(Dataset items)
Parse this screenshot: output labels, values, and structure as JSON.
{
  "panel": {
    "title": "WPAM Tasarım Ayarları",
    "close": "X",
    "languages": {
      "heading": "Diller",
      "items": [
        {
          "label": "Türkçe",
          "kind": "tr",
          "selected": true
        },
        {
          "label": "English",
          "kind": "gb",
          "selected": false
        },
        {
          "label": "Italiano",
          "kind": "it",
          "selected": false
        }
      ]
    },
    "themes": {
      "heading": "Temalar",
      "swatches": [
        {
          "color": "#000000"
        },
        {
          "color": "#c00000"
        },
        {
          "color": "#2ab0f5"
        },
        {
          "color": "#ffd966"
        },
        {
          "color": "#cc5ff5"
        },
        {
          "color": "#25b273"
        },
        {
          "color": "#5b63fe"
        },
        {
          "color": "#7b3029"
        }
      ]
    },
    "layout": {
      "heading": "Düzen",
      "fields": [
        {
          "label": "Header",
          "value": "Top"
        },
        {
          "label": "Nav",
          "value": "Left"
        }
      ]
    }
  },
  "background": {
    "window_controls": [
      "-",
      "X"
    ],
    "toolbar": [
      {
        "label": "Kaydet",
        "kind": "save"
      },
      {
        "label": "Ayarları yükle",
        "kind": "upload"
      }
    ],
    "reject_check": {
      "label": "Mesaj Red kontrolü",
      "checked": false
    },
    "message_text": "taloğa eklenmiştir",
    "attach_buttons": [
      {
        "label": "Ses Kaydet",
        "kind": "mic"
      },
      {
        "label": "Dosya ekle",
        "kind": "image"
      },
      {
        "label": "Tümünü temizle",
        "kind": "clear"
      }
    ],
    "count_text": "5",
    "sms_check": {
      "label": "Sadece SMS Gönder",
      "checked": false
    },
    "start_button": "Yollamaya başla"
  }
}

→ **GIVEN TASK**
Using the data above, repeat every line exactly.

→ **CORRECT RESPONSE**
Parse this screenshot: output labels, values, and structure as JSON.
{
  "panel": {
    "title": "WPAM Tasarım Ayarları",
    "close": "X",
    "languages": {
      "heading": "Diller",
      "items": [
        {
          "label": "Türkçe",
          "kind": "tr",
          "selected": true
        },
        {
          "label": "English",
          "kind": "gb",
          "selected": false
        },
        {
          "label": "Italiano",
          "kind": "it",
          "selected": false
        }
      ]
    },
    "themes": {
      "heading": "Temalar",
      "swatches": [
        {
          "color": "#000000"
        },
        {
          "color": "#c00000"
        },
        {
          "color": "#2ab0f5"
        },
        {
          "color": "#ffd966"
        },
        {
          "color": "#cc5ff5"
        },
        {
          "color": "#25b273"
        },
        {
          "color": "#5b63fe"
        },
        {
          "color": "#7b3029"
        }
      ]
    },
    "layout": {
      "heading": "Düzen",
      "fields": [
        {
          "label": "Header",
          "value": "Top"
        },
        {
          "label": "Nav",
          "value": "Left"
        }
      ]
    }
  },
  "background": {
    "window_controls": [
      "-",
      "X"
    ],
    "toolbar": [
      {
        "label": "Kaydet",
        "kind": "save"
      },
      {
        "label": "Ayarları yükle",
        "kind": "upload"
      }
    ],
    "reject_check": {
      "label": "Mesaj Red kontrolü",
      "checked": false
    },
    "message_text": "taloğa eklenmiştir",
    "attach_buttons": [
      {
        "label": "Ses Kaydet",
        "kind": "mic"
      },
      {
        "label": "Dosya ekle",
        "kind": "image"
      },
      {
        "label": "Tümünü temizle",
        "kind": "clear"
      }
    ],
    "count_text": "5",
    "sms_check": {
      "label": "Sadece SMS Gönder",
      "checked": false
    },
    "start_button": "Yollamaya başla"
  }
}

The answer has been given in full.